··· Text shown ···

British buy now, pay later provider Zilch is seeking to expand in the U.S. market, saying in a press release this week that it's taking a different approach to the industry than its competitors.
Instead of collecting fees from merchants to move merchandise from their shelves, Zilch is taking advertising fees from brandname companies such as sporting goods retailer Nike, cosmetic-maker Sephora and electronics company Best Buy to showcase their products and court consumers wanting to finance their purchases through installment payments.
Consumers can pay their loans in four installments over six weeks or in one lump sum, and they are eligible for deals and cashback rewards. Zilch can be used at 38.7 million retailers globally through its partnership with U.S. credit card network company Mastercard.
“Unlike traditional point-of-sale finance companies that are just negotiating a fixed fee, we are actually allowing brands to advertise and market to customers,” Zilch CEO and co-founder Philip Belamant said in an interview. “Brands want to pay for successful sales. We can monetize that data on an ongoing basis.”
In the 18 months since it launched in the U.K., Zilch said it has attracted more than 2 million customers, making it one of the country’s largest BNPL providers. Zilch said it has raised $400 million in debt and equity from Goldman Sachs, among others.
As of its latest $110 million funding round in November, London-based Zilch had a valuation of $2 billion, according to a report from news outlet CNBC.
Zilch is entering an increasingly competitive U.S. BNPL market dominated by Affirm, Afterpay, Klarna, PayPal and Zip, none of which currently is profitable. While Zilch said it has 150,000 pre- registered customers in the U.S., San Francisco-based Affirm said this year that it has 11.2 million active customers using its service.
Zilch has opened a U.S. headquarters in Miami and plans to hire 100 employees to staff it over the next year, the company said in the release. Filling those positions will be helped by hiring freezes at major tech and fintech companies, according to Belamant.
“We really actually think that it's a great opportunity and time for us to go and get some phenomenal talent,” he said.
Regulators and consumer activists have argued that the BNPL industry needs closer review from state and federal regulators to prevent consumers from overextending themselves by taking on too much debt. The Consumer Financial Protection Bureau opened an inquiry last year into the industry’s business practices. BNPL players have repeatedly insisted that they are supportive of some regulation.
Buy now, pay later use in the U.S. climbed to an all-time high during the 2021 holiday season. Consumers have continued to embrace BNPL as record-high inflation is squeezing many household budgets.
The 2022 Global Payments Report by payments processor Fidelity National Information Services' Worldpay unit estimated that BNPL will account for 5.3% ($438 billion) of global e-commerce transaction value by 2025, increasing from 2.9% ($157 billion) in 2021.
BNPL is expected to be the fastest-growing payment type in the U.S. through 2025, as will also be the case in Argentina, Belgium, Brazil, Canada, Chile, France, Hong Kong, India, New Zealand, Singapore, and the U.K., the report predicted.
Signs are emerging that the good times may not last.
A survey of 1,500 consumers from mortgage broker LendingTree found that the number of people who have made a late BNPL payment rose 12 points to 43% in 2022 compared with a year earlier.
“That figure is even more disturbing when you consider that BNPL loans are growing more popular by the day and that nearly half of consumers would prefer them to credit cards,” LendingTree said, meaning "a huge number of Americans are overextending themselves using these loans."

···

> What is being asked: Rewrite everything in the Zilch article from "BNPL is expected" down to "the report predicted.", putting "Mexico" in place of "Argentina". You can leave the material aside for this one.

··· Data supplied ···

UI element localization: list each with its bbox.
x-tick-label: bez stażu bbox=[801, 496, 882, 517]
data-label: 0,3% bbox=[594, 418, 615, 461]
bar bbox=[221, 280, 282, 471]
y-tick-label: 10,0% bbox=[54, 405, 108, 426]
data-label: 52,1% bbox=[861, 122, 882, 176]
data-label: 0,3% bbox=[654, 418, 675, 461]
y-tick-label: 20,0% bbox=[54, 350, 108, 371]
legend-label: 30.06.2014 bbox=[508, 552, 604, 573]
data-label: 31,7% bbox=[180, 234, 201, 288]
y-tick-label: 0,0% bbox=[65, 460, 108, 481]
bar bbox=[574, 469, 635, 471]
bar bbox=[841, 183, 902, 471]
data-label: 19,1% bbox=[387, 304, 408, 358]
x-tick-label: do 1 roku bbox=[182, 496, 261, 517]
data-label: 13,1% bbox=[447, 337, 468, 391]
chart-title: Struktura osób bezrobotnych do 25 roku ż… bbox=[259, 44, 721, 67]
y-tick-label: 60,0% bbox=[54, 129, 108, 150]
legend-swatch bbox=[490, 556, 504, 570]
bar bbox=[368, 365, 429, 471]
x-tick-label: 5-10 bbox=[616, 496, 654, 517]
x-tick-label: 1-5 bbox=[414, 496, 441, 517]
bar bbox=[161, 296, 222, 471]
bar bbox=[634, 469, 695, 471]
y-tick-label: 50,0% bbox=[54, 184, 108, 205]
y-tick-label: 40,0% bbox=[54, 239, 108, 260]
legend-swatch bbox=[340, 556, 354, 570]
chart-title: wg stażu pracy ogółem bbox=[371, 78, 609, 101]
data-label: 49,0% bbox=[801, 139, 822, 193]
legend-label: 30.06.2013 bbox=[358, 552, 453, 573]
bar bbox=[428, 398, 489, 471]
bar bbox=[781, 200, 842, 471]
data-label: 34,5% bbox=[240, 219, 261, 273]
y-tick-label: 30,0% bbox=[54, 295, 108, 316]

···

> Result of this exercise:
BNPL is expected to be the fastest-growing payment type in the U.S. through 2025, as will also be the case in Mexico, Belgium, Brazil, Canada, Chile, France, Hong Kong, India, New Zealand, Singapore, and the U.K., the report predicted.